OBJECTIVE:
Go through the data below line by line and count those containing the word "theory". Reply with the count only.

Rows from a figure dataset
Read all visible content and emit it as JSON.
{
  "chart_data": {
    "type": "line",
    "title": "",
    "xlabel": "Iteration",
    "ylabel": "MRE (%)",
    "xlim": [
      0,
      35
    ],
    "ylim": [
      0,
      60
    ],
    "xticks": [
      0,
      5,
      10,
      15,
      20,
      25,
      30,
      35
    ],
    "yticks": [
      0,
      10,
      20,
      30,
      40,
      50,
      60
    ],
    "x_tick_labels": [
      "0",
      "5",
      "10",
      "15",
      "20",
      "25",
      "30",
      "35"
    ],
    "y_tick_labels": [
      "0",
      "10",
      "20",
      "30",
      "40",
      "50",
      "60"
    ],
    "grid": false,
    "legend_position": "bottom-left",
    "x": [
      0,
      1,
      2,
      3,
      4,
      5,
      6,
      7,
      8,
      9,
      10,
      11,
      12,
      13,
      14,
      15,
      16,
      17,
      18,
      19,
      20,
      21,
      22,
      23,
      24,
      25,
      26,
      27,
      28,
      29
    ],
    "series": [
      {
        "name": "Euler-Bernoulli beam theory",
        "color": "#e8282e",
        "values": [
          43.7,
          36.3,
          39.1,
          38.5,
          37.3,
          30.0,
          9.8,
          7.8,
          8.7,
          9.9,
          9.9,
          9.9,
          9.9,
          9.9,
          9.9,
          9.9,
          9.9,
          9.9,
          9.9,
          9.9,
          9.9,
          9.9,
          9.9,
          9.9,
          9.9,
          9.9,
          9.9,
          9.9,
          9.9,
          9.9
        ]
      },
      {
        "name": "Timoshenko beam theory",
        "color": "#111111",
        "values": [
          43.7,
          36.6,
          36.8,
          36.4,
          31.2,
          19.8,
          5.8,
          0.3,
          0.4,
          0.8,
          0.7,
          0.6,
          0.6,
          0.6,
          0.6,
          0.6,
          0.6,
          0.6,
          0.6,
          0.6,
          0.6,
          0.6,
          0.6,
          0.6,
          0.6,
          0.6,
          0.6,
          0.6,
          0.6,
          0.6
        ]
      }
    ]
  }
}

* * *

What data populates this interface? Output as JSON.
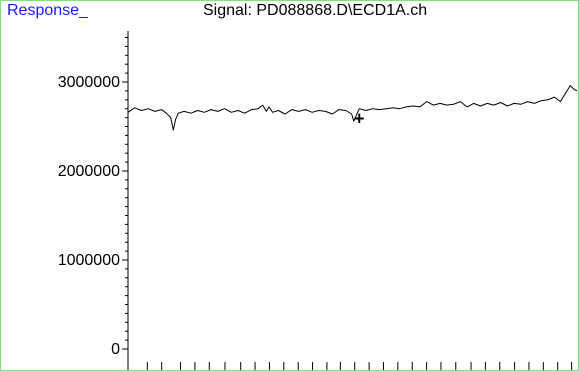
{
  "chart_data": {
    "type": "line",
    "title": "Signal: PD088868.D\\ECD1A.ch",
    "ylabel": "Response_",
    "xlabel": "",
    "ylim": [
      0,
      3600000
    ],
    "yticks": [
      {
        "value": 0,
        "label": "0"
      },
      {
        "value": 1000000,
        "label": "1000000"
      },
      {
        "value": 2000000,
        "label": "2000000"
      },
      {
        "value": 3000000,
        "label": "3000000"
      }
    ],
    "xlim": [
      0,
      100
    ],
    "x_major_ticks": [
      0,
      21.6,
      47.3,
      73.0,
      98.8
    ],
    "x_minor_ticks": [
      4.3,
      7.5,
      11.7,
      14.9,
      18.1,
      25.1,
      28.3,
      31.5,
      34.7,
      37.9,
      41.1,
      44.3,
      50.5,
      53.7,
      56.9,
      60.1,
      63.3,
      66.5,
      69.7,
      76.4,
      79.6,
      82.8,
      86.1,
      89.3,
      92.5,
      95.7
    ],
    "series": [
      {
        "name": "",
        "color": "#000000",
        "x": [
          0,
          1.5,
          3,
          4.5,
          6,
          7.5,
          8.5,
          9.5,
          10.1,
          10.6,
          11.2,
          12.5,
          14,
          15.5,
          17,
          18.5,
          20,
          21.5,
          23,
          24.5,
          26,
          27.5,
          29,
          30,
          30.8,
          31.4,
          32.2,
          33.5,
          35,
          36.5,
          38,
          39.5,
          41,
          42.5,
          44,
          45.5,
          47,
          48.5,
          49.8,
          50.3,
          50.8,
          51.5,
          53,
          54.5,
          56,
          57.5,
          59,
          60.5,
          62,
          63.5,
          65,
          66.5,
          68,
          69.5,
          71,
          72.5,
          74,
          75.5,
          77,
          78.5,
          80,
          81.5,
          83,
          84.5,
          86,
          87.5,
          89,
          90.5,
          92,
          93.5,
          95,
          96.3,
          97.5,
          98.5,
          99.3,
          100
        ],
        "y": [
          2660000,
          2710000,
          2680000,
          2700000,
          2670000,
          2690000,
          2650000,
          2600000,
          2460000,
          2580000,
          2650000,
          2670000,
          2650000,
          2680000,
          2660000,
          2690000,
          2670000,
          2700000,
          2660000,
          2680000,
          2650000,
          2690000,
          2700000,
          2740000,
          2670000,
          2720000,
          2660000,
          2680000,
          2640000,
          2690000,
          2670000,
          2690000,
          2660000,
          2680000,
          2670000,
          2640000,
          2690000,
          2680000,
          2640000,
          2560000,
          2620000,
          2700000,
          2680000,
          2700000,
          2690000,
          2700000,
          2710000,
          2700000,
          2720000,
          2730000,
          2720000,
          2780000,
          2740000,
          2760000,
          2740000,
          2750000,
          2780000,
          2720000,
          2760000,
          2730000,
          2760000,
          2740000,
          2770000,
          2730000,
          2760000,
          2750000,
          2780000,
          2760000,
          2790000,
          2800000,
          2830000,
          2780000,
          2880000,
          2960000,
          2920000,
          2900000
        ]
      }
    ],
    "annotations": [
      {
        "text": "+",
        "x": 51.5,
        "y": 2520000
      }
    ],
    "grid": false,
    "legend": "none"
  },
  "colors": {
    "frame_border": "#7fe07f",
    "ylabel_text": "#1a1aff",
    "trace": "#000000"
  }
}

EXERCISE RESULT:
2